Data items
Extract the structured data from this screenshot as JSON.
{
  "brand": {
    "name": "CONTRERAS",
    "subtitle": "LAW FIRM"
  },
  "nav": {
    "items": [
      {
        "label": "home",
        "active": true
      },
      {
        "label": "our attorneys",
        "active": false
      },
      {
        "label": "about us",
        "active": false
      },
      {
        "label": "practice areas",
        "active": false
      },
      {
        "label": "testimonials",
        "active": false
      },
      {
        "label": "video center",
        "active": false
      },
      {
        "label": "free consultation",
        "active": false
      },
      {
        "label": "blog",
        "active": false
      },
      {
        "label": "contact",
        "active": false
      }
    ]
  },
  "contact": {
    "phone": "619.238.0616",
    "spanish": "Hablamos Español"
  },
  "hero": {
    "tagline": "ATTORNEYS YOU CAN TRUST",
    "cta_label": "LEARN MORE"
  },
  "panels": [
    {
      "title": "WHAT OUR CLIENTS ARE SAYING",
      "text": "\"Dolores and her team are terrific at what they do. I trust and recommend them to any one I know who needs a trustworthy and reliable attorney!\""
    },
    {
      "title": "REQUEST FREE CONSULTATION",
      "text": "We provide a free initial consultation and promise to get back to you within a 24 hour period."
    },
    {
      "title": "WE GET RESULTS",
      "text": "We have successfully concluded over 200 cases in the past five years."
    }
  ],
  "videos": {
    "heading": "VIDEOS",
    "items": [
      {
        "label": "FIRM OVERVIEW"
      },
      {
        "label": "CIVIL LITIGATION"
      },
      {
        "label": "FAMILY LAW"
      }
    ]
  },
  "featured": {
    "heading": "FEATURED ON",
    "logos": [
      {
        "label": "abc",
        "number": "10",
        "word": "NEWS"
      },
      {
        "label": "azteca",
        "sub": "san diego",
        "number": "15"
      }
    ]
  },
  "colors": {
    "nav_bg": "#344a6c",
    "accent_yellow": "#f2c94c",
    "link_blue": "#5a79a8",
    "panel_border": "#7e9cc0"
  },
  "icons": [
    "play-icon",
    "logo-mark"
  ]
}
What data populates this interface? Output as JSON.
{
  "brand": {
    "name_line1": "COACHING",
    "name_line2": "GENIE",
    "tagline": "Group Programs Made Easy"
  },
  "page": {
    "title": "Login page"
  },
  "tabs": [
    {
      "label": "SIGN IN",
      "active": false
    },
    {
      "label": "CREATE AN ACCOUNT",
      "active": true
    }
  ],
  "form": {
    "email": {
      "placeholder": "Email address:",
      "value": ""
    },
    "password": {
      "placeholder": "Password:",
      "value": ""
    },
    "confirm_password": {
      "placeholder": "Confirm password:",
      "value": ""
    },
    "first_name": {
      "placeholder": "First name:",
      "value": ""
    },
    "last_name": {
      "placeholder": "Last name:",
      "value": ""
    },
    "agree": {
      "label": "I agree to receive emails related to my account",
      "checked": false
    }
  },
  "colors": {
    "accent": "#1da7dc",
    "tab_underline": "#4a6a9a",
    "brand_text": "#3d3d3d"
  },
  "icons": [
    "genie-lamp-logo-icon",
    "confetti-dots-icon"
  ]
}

— SHORT EXERCISE —
The required output is the span of lines from the one containing "What data populates" to the last line, reproduced character for character.

— WRITTEN SOLUTION —
What data populates this interface? Output as JSON.
{
  "brand": {
    "name_line1": "COACHING",
    "name_line2": "GENIE",
    "tagline": "Group Programs Made Easy"
  },
  "page": {
    "title": "Login page"
  },
  "tabs": [
    {
      "label": "SIGN IN",
      "active": false
    },
    {
      "label": "CREATE AN ACCOUNT",
      "active": true
    }
  ],
  "form": {
    "email": {
      "placeholder": "Email address:",
      "value": ""
    },
    "password": {
      "placeholder": "Password:",
      "value": ""
    },
    "confirm_password": {
      "placeholder": "Confirm password:",
      "value": ""
    },
    "first_name": {
      "placeholder": "First name:",
      "value": ""
    },
    "last_name": {
      "placeholder": "Last name:",
      "value": ""
    },
    "agree": {
      "label": "I agree to receive emails related to my account",
      "checked": false
    }
  },
  "colors": {
    "accent": "#1da7dc",
    "tab_underline": "#4a6a9a",
    "brand_text": "#3d3d3d"
  },
  "icons": [
    "genie-lamp-logo-icon",
    "confetti-dots-icon"
  ]
}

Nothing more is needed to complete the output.